<<<<

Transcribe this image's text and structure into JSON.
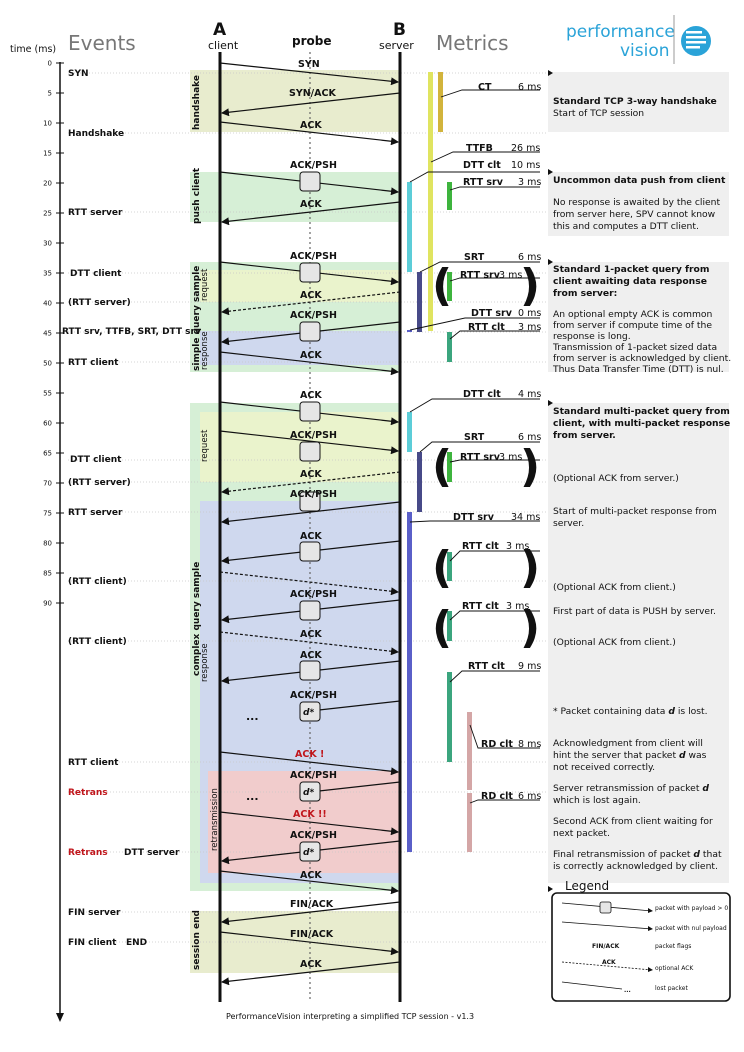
{
  "header": {
    "time_axis_label": "time (ms)",
    "events_title": "Events",
    "client_letter": "A",
    "client_label": "client",
    "probe_label": "probe",
    "server_letter": "B",
    "server_label": "server",
    "metrics_title": "Metrics",
    "logo_line1": "performance",
    "logo_line2": "vision"
  },
  "time_ticks": [
    "0",
    "5",
    "10",
    "15",
    "20",
    "25",
    "30",
    "35",
    "40",
    "45",
    "50",
    "55",
    "60",
    "65",
    "70",
    "75",
    "80",
    "85",
    "90"
  ],
  "events": {
    "syn": "SYN",
    "handshake": "Handshake",
    "rtt_server_1": "RTT server",
    "dtt_client_1": "DTT client",
    "rtt_server_opt_1": "(RTT server)",
    "multi": "RTT srv, TTFB, SRT, DTT srv",
    "rtt_client_1": "RTT client",
    "dtt_client_2": "DTT client",
    "rtt_server_opt_2": "(RTT server)",
    "rtt_server_2": "RTT server",
    "rtt_client_opt_1": "(RTT client)",
    "rtt_client_opt_2": "(RTT client)",
    "rtt_client_2": "RTT client",
    "retrans_1": "Retrans",
    "retrans_2": "Retrans",
    "dtt_server": "DTT server",
    "fin_server": "FIN server",
    "fin_client": "FIN client",
    "end": "END"
  },
  "phases": {
    "handshake": "handshake",
    "push_client": "push client",
    "simple_query": "simple query sample",
    "request": "request",
    "response": "response",
    "complex_query": "complex query sample",
    "retransmission": "retransmission",
    "session_end": "session end"
  },
  "flags": {
    "syn": "SYN",
    "synack": "SYN/ACK",
    "ack": "ACK",
    "ackpsh": "ACK/PSH",
    "ack_red1": "ACK !",
    "ack_red2": "ACK !!",
    "finack": "FIN/ACK",
    "d": "d*",
    "dots": "..."
  },
  "metrics": {
    "ct": {
      "label": "CT",
      "value": "6 ms"
    },
    "ttfb": {
      "label": "TTFB",
      "value": "26 ms"
    },
    "dtt_clt_1": {
      "label": "DTT clt",
      "value": "10 ms"
    },
    "rtt_srv_1": {
      "label": "RTT srv",
      "value": "3 ms"
    },
    "srt_1": {
      "label": "SRT",
      "value": "6 ms"
    },
    "rtt_srv_2": {
      "label": "RTT srv",
      "value": "3 ms"
    },
    "dtt_srv_1": {
      "label": "DTT srv",
      "value": "0 ms"
    },
    "rtt_clt_1": {
      "label": "RTT clt",
      "value": "3 ms"
    },
    "dtt_clt_2": {
      "label": "DTT clt",
      "value": "4 ms"
    },
    "srt_2": {
      "label": "SRT",
      "value": "6 ms"
    },
    "rtt_srv_3": {
      "label": "RTT srv",
      "value": "3 ms"
    },
    "dtt_srv_2": {
      "label": "DTT srv",
      "value": "34 ms"
    },
    "rtt_clt_2": {
      "label": "RTT clt",
      "value": "3 ms"
    },
    "rtt_clt_3": {
      "label": "RTT clt",
      "value": "3 ms"
    },
    "rtt_clt_4": {
      "label": "RTT clt",
      "value": "9 ms"
    },
    "rd_clt_1": {
      "label": "RD clt",
      "value": "8 ms"
    },
    "rd_clt_2": {
      "label": "RD clt",
      "value": "6 ms"
    }
  },
  "notes": {
    "n1_title": "Standard TCP 3-way handshake",
    "n1_l1": "Start of TCP session",
    "n2_title": "Uncommon data push from client",
    "n2_l1": "No response is awaited by the client",
    "n2_l2": "from server here, SPV cannot know",
    "n2_l3": "this and computes a DTT client.",
    "n3_t1": "Standard 1-packet query from",
    "n3_t2": "client awaiting data response",
    "n3_t3": "from server:",
    "n3_l1": "An optional empty ACK is common",
    "n3_l2": "from server if compute time of the",
    "n3_l3": "response is long.",
    "n3_l4": "Transmission of 1-packet sized data",
    "n3_l5": "from server is acknowledged by client.",
    "n3_l6": "Thus Data Transfer Time (DTT) is nul.",
    "n4_t1": "Standard multi-packet query from",
    "n4_t2": "client, with multi-packet response",
    "n4_t3": "from server.",
    "n4_opt_srv": "(Optional ACK from server.)",
    "n4_start1": "Start of multi-packet response from",
    "n4_start2": "server.",
    "n4_opt_clt1": "(Optional ACK from client.)",
    "n4_push": "First part of data is PUSH by server.",
    "n4_opt_clt2": "(Optional ACK from client.)",
    "n4_lost_pre": "* Packet containing data ",
    "n4_lost_d": "d",
    "n4_lost_post": " is lost.",
    "n4_ack1": "Acknowledgment from client will",
    "n4_ack2a": "hint the server that packet ",
    "n4_ack2d": "d",
    "n4_ack2b": " was",
    "n4_ack3": "not received correctly.",
    "n4_re1a": "Server retransmission of packet ",
    "n4_re1d": "d",
    "n4_re2": "which is lost again.",
    "n4_sec1": "Second ACK from client waiting for",
    "n4_sec2": "next packet.",
    "n4_fin1a": "Final retransmission of packet ",
    "n4_fin1d": "d",
    "n4_fin1b": " that",
    "n4_fin2": "is correctly acknowledged by client."
  },
  "legend": {
    "title": "Legend",
    "payload": "packet with payload > 0",
    "nul": "packet with nul payload",
    "flags_example": "FIN/ACK",
    "flags": "packet flags",
    "optional_example": "ACK",
    "optional": "optional ACK",
    "lost": "lost packet"
  },
  "footer": "PerformanceVision interpreting a simplified TCP session - v1.3",
  "colors": {
    "handshake_bg": "#e8ecce",
    "push_bg": "#d6efd6",
    "request_bg": "#eaf3cc",
    "response_bg": "#cfd8ee",
    "retrans_bg": "#f1cccc",
    "ttfb": "#e0e460",
    "ct": "#d2b43c",
    "dtt_clt": "#5ccdd8",
    "rtt_srv": "#3eb43e",
    "srt": "#474a88",
    "dtt_srv": "#5a5fc8",
    "rtt_clt": "#3ba57e",
    "rd_clt": "#d4a6a6",
    "logo": "#2aa3d8"
  }
}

>>>>

Note each line of the entries that has "with" in it, and copy those lines.

THE SOLUTION:
    "n4_t2": "client, with multi-packet response",
    "payload": "packet with payload > 0",
    "nul": "packet with nul payload",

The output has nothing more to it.